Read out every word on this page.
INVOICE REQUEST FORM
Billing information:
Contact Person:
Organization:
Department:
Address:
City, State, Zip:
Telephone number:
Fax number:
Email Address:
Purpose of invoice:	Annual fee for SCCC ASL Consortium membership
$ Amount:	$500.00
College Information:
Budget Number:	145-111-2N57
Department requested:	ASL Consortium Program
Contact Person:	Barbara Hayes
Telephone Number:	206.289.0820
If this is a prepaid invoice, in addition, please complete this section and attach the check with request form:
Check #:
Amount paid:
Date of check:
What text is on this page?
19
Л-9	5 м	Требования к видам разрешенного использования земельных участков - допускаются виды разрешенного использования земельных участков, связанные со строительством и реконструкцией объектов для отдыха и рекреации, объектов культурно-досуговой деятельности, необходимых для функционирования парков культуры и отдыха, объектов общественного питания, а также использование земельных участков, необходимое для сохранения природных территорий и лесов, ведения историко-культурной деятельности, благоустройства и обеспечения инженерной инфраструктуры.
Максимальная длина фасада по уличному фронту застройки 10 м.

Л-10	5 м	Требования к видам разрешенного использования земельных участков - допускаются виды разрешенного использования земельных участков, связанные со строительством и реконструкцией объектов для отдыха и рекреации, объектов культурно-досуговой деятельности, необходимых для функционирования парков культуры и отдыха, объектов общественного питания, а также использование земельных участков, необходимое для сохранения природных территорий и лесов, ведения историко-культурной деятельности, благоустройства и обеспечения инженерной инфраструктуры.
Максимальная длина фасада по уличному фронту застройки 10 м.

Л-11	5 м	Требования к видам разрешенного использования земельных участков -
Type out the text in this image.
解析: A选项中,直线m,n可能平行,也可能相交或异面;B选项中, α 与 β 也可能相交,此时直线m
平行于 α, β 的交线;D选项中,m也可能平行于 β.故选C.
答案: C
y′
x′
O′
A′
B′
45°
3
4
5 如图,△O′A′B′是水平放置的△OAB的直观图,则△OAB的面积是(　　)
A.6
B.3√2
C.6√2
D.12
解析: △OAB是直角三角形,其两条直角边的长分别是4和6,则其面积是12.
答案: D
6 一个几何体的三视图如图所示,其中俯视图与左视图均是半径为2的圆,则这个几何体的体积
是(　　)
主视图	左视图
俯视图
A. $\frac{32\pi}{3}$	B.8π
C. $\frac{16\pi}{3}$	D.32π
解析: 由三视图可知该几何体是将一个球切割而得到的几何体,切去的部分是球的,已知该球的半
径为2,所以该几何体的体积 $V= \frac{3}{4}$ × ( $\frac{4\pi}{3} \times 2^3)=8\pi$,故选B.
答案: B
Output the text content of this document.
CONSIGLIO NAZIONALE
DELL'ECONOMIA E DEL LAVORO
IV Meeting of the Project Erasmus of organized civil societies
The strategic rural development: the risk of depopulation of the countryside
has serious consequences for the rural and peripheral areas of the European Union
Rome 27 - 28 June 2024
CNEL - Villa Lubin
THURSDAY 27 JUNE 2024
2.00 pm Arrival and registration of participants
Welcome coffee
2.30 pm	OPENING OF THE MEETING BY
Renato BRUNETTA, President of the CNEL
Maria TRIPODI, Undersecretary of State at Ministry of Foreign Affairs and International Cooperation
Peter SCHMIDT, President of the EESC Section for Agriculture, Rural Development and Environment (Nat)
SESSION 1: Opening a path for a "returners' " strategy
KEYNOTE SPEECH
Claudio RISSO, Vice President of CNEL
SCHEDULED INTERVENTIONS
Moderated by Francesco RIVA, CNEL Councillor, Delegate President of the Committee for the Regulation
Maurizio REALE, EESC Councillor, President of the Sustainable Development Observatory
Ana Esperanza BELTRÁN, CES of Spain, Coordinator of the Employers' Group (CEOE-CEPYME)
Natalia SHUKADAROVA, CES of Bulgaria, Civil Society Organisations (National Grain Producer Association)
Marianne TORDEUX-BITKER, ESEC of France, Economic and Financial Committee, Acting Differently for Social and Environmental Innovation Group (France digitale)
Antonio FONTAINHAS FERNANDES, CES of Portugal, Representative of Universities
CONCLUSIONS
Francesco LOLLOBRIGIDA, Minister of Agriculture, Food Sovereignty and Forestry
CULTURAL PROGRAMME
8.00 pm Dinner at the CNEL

Written exercise: Show the lines of the records that include the string "Telephone".

Written answer:
Telephone number:
Telephone Number:	206.289.0820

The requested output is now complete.